■ Exercise description: Print every entry exactly as written.

━━━━

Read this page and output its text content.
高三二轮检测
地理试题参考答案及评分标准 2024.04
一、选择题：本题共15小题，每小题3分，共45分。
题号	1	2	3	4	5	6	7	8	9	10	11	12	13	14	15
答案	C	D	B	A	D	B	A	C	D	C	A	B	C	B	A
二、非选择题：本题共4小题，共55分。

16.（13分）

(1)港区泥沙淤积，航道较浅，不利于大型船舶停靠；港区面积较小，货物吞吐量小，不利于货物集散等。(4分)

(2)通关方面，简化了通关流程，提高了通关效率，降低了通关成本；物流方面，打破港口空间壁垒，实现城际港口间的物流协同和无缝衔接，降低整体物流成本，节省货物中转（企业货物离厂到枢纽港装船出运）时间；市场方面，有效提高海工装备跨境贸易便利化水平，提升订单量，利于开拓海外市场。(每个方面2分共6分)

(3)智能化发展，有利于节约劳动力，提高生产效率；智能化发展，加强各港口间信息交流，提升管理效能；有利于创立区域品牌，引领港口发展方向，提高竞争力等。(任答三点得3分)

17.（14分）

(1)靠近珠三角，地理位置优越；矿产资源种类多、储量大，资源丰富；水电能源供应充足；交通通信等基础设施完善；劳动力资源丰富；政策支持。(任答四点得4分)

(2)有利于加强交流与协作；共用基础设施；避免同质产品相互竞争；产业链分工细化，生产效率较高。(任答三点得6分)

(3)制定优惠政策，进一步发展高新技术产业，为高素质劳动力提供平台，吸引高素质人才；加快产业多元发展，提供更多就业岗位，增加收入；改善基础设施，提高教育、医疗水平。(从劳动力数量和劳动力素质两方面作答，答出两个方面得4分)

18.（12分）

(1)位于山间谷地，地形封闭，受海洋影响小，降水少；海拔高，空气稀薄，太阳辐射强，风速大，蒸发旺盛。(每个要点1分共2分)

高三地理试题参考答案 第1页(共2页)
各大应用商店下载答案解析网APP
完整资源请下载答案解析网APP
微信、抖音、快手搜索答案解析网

━━━━

■ Exercise output:
Read this page and output its text content.
高三二轮检测
地理试题参考答案及评分标准 2024.04
一、选择题：本题共15小题，每小题3分，共45分。
题号	1	2	3	4	5	6	7	8	9	10	11	12	13	14	15
答案	C	D	B	A	D	B	A	C	D	C	A	B	C	B	A
二、非选择题：本题共4小题，共55分。

16.（13分）

(1)港区泥沙淤积，航道较浅，不利于大型船舶停靠；港区面积较小，货物吞吐量小，不利于货物集散等。(4分)

(2)通关方面，简化了通关流程，提高了通关效率，降低了通关成本；物流方面，打破港口空间壁垒，实现城际港口间的物流协同和无缝衔接，降低整体物流成本，节省货物中转（企业货物离厂到枢纽港装船出运）时间；市场方面，有效提高海工装备跨境贸易便利化水平，提升订单量，利于开拓海外市场。(每个方面2分共6分)

(3)智能化发展，有利于节约劳动力，提高生产效率；智能化发展，加强各港口间信息交流，提升管理效能；有利于创立区域品牌，引领港口发展方向，提高竞争力等。(任答三点得3分)

17.（14分）

(1)靠近珠三角，地理位置优越；矿产资源种类多、储量大，资源丰富；水电能源供应充足；交通通信等基础设施完善；劳动力资源丰富；政策支持。(任答四点得4分)

(2)有利于加强交流与协作；共用基础设施；避免同质产品相互竞争；产业链分工细化，生产效率较高。(任答三点得6分)

(3)制定优惠政策，进一步发展高新技术产业，为高素质劳动力提供平台，吸引高素质人才；加快产业多元发展，提供更多就业岗位，增加收入；改善基础设施，提高教育、医疗水平。(从劳动力数量和劳动力素质两方面作答，答出两个方面得4分)

18.（12分）

(1)位于山间谷地，地形封闭，受海洋影响小，降水少；海拔高，空气稀薄，太阳辐射强，风速大，蒸发旺盛。(每个要点1分共2分)

高三地理试题参考答案 第1页(共2页)
各大应用商店下载答案解析网APP
完整资源请下载答案解析网APP
微信、抖音、快手搜索答案解析网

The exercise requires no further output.